* PROBLEM TO WORK ON:
Check every line below for the word "JSON" and give only the number of lines where it appears.

Figure content listings
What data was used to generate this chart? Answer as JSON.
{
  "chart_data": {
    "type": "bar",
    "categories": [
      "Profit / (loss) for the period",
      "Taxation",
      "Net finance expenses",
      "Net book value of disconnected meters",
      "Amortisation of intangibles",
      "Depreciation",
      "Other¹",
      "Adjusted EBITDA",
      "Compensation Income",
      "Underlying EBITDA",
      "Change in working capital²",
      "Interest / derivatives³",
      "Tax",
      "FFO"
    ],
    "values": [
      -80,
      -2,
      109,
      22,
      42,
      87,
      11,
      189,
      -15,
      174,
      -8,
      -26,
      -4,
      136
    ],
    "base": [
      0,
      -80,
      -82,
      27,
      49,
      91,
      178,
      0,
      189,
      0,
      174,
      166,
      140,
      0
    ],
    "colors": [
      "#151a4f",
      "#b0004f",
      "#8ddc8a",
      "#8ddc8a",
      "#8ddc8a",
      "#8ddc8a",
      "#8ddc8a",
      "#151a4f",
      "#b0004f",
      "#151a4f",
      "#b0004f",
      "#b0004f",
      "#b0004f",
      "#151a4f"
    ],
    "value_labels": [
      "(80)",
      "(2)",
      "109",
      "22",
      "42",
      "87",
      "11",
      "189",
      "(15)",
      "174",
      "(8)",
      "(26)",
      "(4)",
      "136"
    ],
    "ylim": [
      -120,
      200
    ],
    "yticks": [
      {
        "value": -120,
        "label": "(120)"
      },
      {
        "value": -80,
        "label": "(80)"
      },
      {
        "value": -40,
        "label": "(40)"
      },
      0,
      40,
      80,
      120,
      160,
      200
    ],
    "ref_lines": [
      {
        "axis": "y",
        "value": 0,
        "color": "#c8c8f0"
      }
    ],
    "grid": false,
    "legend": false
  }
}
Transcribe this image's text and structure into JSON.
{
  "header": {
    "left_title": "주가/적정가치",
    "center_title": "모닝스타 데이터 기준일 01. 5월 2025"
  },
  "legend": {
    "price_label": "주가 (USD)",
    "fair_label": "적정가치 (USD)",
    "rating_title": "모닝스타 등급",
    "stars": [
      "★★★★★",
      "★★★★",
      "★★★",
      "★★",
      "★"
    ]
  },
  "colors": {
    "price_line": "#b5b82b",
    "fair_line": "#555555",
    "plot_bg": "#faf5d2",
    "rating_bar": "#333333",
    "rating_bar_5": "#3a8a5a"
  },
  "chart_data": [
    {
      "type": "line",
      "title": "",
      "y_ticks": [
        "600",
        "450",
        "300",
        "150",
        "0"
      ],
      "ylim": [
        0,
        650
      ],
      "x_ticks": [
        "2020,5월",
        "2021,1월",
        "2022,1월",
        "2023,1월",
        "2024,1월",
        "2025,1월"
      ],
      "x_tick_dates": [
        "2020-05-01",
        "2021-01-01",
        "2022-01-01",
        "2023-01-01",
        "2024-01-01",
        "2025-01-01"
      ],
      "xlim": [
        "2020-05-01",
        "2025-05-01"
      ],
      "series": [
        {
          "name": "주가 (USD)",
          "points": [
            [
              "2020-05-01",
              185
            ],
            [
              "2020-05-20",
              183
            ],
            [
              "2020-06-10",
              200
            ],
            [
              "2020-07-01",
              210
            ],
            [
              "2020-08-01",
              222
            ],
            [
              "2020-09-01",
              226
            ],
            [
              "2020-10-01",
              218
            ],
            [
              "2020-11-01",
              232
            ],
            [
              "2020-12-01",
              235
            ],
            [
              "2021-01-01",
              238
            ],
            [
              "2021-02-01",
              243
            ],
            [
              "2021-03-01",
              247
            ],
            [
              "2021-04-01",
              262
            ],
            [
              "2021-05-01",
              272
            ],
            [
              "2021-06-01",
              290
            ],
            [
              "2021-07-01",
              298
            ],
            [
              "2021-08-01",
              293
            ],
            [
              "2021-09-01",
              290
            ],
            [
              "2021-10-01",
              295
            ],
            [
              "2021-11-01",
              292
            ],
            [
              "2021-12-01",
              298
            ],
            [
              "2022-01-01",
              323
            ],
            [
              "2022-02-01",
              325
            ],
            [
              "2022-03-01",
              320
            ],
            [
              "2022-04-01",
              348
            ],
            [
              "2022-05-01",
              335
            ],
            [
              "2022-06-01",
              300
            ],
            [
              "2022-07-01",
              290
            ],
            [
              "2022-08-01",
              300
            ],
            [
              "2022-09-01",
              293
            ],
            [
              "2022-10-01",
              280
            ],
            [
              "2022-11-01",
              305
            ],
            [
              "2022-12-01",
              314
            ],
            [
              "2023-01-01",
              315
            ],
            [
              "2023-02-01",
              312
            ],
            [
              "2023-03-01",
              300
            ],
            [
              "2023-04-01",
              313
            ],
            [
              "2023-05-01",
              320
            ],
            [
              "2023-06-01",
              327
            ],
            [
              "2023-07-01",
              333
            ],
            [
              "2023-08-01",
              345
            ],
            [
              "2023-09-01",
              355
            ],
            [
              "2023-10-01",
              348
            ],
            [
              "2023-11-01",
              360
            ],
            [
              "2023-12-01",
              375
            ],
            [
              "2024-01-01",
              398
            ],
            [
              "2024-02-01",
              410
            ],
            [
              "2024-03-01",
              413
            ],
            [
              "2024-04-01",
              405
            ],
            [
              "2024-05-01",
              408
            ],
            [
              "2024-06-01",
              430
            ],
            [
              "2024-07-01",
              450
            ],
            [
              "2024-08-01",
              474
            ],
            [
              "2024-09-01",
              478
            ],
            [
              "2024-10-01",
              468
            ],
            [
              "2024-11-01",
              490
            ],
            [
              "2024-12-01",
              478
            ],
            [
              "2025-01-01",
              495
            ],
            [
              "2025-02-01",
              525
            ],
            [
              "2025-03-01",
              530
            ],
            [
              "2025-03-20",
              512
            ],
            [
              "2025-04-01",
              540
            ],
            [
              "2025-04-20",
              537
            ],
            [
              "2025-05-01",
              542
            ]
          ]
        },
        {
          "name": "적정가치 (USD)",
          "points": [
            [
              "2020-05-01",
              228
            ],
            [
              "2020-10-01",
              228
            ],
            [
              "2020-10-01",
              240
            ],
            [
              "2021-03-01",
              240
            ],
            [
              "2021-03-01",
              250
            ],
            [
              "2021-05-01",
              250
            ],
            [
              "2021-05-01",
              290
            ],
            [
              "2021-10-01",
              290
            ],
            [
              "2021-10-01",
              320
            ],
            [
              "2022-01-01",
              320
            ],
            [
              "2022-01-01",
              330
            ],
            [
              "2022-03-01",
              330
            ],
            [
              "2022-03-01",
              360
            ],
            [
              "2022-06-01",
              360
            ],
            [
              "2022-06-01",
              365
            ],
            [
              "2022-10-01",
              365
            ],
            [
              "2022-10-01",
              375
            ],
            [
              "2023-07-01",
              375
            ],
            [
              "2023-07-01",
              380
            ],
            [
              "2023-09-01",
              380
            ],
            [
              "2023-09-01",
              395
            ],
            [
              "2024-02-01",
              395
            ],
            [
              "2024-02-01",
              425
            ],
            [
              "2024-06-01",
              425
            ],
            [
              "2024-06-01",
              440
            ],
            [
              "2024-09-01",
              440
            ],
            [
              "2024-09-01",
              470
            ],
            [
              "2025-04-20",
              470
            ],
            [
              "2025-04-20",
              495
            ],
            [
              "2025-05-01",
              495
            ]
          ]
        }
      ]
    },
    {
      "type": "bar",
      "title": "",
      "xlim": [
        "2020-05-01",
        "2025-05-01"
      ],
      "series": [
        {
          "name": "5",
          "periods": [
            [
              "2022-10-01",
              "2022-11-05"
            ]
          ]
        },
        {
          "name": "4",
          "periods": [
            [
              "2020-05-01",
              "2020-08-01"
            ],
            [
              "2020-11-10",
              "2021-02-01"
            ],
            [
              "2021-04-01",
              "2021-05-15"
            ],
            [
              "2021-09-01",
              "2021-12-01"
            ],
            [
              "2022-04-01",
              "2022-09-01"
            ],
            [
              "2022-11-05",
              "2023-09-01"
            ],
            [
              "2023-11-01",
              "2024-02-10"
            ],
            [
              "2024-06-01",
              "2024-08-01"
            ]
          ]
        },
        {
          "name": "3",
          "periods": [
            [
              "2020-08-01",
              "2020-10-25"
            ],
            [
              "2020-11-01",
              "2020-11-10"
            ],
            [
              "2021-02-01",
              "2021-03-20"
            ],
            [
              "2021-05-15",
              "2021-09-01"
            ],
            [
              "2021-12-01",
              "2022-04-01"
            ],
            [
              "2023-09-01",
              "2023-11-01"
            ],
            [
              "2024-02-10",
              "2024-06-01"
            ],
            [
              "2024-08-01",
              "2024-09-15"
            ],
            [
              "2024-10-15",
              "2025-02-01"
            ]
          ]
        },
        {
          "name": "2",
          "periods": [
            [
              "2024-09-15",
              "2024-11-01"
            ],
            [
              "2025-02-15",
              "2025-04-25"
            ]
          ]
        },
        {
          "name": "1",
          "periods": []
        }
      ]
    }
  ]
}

* EXERCISE ANSWER:
2